EXERCISE BRIEF
Output all of the entries exactly as written.

>> begin PROVIDED INFORMATION

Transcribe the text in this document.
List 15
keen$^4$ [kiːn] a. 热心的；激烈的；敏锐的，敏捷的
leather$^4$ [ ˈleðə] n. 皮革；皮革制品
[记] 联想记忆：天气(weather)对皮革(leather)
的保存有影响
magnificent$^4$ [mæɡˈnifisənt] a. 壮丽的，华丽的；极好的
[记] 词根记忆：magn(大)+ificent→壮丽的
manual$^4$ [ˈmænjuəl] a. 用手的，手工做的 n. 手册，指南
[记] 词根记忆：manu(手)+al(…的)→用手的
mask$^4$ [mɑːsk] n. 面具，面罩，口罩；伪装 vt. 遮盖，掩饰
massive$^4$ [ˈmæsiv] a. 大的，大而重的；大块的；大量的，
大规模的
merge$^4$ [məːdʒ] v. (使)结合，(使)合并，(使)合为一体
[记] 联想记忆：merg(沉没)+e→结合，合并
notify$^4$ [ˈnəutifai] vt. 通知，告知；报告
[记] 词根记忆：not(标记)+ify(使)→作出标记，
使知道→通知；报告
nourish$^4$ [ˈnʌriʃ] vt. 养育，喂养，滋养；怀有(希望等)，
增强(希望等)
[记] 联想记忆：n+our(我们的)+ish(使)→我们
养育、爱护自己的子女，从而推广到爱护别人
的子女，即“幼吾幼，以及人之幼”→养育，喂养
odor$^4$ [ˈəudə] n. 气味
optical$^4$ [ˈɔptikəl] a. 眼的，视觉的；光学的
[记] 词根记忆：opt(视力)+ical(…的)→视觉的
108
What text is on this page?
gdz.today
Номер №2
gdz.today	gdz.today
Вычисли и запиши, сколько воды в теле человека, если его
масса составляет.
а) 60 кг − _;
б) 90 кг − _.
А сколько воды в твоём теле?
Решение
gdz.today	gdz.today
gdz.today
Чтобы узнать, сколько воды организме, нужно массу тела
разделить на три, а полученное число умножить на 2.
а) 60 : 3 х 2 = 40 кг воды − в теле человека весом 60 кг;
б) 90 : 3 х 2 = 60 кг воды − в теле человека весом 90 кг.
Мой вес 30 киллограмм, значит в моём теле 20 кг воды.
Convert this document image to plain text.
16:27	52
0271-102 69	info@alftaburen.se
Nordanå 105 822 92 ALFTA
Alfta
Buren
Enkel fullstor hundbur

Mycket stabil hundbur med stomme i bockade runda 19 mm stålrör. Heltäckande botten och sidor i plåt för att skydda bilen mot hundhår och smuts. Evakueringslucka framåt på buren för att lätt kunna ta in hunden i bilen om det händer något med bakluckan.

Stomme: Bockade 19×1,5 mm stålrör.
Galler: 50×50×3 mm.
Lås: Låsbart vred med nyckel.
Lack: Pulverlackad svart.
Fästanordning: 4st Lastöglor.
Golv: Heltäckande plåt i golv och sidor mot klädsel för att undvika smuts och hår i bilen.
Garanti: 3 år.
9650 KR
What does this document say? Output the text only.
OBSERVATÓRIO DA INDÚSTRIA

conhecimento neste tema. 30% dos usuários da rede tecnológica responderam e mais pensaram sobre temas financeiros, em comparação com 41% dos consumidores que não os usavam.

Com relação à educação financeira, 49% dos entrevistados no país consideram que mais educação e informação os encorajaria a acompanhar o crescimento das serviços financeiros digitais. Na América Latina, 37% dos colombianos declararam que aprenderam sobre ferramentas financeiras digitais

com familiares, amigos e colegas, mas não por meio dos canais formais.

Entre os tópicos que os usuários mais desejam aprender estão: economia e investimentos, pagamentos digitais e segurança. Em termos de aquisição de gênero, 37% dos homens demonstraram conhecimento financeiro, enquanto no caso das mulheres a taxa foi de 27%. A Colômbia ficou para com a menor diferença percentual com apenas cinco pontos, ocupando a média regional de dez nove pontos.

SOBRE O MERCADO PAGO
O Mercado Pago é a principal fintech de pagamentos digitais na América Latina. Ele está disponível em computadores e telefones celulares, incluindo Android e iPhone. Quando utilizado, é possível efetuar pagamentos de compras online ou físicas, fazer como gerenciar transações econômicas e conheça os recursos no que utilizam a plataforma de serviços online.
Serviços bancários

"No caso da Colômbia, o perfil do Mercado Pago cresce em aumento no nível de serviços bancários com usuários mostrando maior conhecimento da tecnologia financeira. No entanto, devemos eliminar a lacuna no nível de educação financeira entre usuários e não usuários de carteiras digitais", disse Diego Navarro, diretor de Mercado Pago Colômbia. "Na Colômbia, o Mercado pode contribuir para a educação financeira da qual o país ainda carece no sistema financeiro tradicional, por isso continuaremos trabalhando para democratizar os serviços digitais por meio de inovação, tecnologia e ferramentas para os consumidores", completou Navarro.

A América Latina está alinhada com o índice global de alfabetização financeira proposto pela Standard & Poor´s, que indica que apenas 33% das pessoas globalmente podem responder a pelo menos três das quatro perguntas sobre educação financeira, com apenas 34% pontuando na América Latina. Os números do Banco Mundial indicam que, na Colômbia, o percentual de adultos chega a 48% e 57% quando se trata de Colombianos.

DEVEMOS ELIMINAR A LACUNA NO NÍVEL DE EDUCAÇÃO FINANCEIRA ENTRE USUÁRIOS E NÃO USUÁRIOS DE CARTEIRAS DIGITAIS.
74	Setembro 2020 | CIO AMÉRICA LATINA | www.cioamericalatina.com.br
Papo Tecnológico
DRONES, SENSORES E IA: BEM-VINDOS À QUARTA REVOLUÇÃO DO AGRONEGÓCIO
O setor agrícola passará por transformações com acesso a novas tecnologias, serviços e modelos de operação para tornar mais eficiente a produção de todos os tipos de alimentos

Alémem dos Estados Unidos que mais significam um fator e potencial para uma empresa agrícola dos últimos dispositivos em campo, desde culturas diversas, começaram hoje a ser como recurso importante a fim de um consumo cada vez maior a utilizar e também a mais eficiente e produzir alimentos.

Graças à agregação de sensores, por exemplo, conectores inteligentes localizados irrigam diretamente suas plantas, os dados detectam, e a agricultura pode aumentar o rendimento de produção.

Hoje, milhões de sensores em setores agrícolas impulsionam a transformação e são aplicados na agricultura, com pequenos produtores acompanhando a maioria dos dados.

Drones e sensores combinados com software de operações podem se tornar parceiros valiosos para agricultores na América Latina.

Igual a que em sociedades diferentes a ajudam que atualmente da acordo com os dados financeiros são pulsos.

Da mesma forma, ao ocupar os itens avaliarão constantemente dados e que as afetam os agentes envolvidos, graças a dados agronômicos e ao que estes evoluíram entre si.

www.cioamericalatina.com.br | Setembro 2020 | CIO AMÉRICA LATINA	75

>> end PROVIDED INFORMATION

SOLUTION FOR THIS TASK
Transcribe the text in this document.
List 15
keen$^4$ [kiːn] a. 热心的；激烈的；敏锐的，敏捷的
leather$^4$ [ ˈleðə] n. 皮革；皮革制品
[记] 联想记忆：天气(weather)对皮革(leather)
的保存有影响
magnificent$^4$ [mæɡˈnifisənt] a. 壮丽的，华丽的；极好的
[记] 词根记忆：magn(大)+ificent→壮丽的
manual$^4$ [ˈmænjuəl] a. 用手的，手工做的 n. 手册，指南
[记] 词根记忆：manu(手)+al(…的)→用手的
mask$^4$ [mɑːsk] n. 面具，面罩，口罩；伪装 vt. 遮盖，掩饰
massive$^4$ [ˈmæsiv] a. 大的，大而重的；大块的；大量的，
大规模的
merge$^4$ [məːdʒ] v. (使)结合，(使)合并，(使)合为一体
[记] 联想记忆：merg(沉没)+e→结合，合并
notify$^4$ [ˈnəutifai] vt. 通知，告知；报告
[记] 词根记忆：not(标记)+ify(使)→作出标记，
使知道→通知；报告
nourish$^4$ [ˈnʌriʃ] vt. 养育，喂养，滋养；怀有(希望等)，
增强(希望等)
[记] 联想记忆：n+our(我们的)+ish(使)→我们
养育、爱护自己的子女，从而推广到爱护别人
的子女，即“幼吾幼，以及人之幼”→养育，喂养
odor$^4$ [ˈəudə] n. 气味
optical$^4$ [ˈɔptikəl] a. 眼的，视觉的；光学的
[记] 词根记忆：opt(视力)+ical(…的)→视觉的
108
What text is on this page?
gdz.today
Номер №2
gdz.today	gdz.today
Вычисли и запиши, сколько воды в теле человека, если его
масса составляет.
а) 60 кг − _;
б) 90 кг − _.
А сколько воды в твоём теле?
Решение
gdz.today	gdz.today
gdz.today
Чтобы узнать, сколько воды организме, нужно массу тела
разделить на три, а полученное число умножить на 2.
а) 60 : 3 х 2 = 40 кг воды − в теле человека весом 60 кг;
б) 90 : 3 х 2 = 60 кг воды − в теле человека весом 90 кг.
Мой вес 30 киллограмм, значит в моём теле 20 кг воды.
Convert this document image to plain text.
16:27	52
0271-102 69	info@alftaburen.se
Nordanå 105 822 92 ALFTA
Alfta
Buren
Enkel fullstor hundbur

Mycket stabil hundbur med stomme i bockade runda 19 mm stålrör. Heltäckande botten och sidor i plåt för att skydda bilen mot hundhår och smuts. Evakueringslucka framåt på buren för att lätt kunna ta in hunden i bilen om det händer något med bakluckan.

Stomme: Bockade 19×1,5 mm stålrör.
Galler: 50×50×3 mm.
Lås: Låsbart vred med nyckel.
Lack: Pulverlackad svart.
Fästanordning: 4st Lastöglor.
Golv: Heltäckande plåt i golv och sidor mot klädsel för att undvika smuts och hår i bilen.
Garanti: 3 år.
9650 KR
What does this document say? Output the text only.
OBSERVATÓRIO DA INDÚSTRIA

conhecimento neste tema. 30% dos usuários da rede tecnológica responderam e mais pensaram sobre temas financeiros, em comparação com 41% dos consumidores que não os usavam.

Com relação à educação financeira, 49% dos entrevistados no país consideram que mais educação e informação os encorajaria a acompanhar o crescimento das serviços financeiros digitais. Na América Latina, 37% dos colombianos declararam que aprenderam sobre ferramentas financeiras digitais

com familiares, amigos e colegas, mas não por meio dos canais formais.

Entre os tópicos que os usuários mais desejam aprender estão: economia e investimentos, pagamentos digitais e segurança. Em termos de aquisição de gênero, 37% dos homens demonstraram conhecimento financeiro, enquanto no caso das mulheres a taxa foi de 27%. A Colômbia ficou para com a menor diferença percentual com apenas cinco pontos, ocupando a média regional de dez nove pontos.

SOBRE O MERCADO PAGO
O Mercado Pago é a principal fintech de pagamentos digitais na América Latina. Ele está disponível em computadores e telefones celulares, incluindo Android e iPhone. Quando utilizado, é possível efetuar pagamentos de compras online ou físicas, fazer como gerenciar transações econômicas e conheça os recursos no que utilizam a plataforma de serviços online.
Serviços bancários

"No caso da Colômbia, o perfil do Mercado Pago cresce em aumento no nível de serviços bancários com usuários mostrando maior conhecimento da tecnologia financeira. No entanto, devemos eliminar a lacuna no nível de educação financeira entre usuários e não usuários de carteiras digitais", disse Diego Navarro, diretor de Mercado Pago Colômbia. "Na Colômbia, o Mercado pode contribuir para a educação financeira da qual o país ainda carece no sistema financeiro tradicional, por isso continuaremos trabalhando para democratizar os serviços digitais por meio de inovação, tecnologia e ferramentas para os consumidores", completou Navarro.

A América Latina está alinhada com o índice global de alfabetização financeira proposto pela Standard & Poor´s, que indica que apenas 33% das pessoas globalmente podem responder a pelo menos três das quatro perguntas sobre educação financeira, com apenas 34% pontuando na América Latina. Os números do Banco Mundial indicam que, na Colômbia, o percentual de adultos chega a 48% e 57% quando se trata de Colombianos.

DEVEMOS ELIMINAR A LACUNA NO NÍVEL DE EDUCAÇÃO FINANCEIRA ENTRE USUÁRIOS E NÃO USUÁRIOS DE CARTEIRAS DIGITAIS.
74	Setembro 2020 | CIO AMÉRICA LATINA | www.cioamericalatina.com.br
Papo Tecnológico
DRONES, SENSORES E IA: BEM-VINDOS À QUARTA REVOLUÇÃO DO AGRONEGÓCIO
O setor agrícola passará por transformações com acesso a novas tecnologias, serviços e modelos de operação para tornar mais eficiente a produção de todos os tipos de alimentos

Alémem dos Estados Unidos que mais significam um fator e potencial para uma empresa agrícola dos últimos dispositivos em campo, desde culturas diversas, começaram hoje a ser como recurso importante a fim de um consumo cada vez maior a utilizar e também a mais eficiente e produzir alimentos.

Graças à agregação de sensores, por exemplo, conectores inteligentes localizados irrigam diretamente suas plantas, os dados detectam, e a agricultura pode aumentar o rendimento de produção.

Hoje, milhões de sensores em setores agrícolas impulsionam a transformação e são aplicados na agricultura, com pequenos produtores acompanhando a maioria dos dados.

Drones e sensores combinados com software de operações podem se tornar parceiros valiosos para agricultores na América Latina.

Igual a que em sociedades diferentes a ajudam que atualmente da acordo com os dados financeiros são pulsos.

Da mesma forma, ao ocupar os itens avaliarão constantemente dados e que as afetam os agentes envolvidos, graças a dados agronômicos e ao que estes evoluíram entre si.

www.cioamericalatina.com.br | Setembro 2020 | CIO AMÉRICA LATINA	75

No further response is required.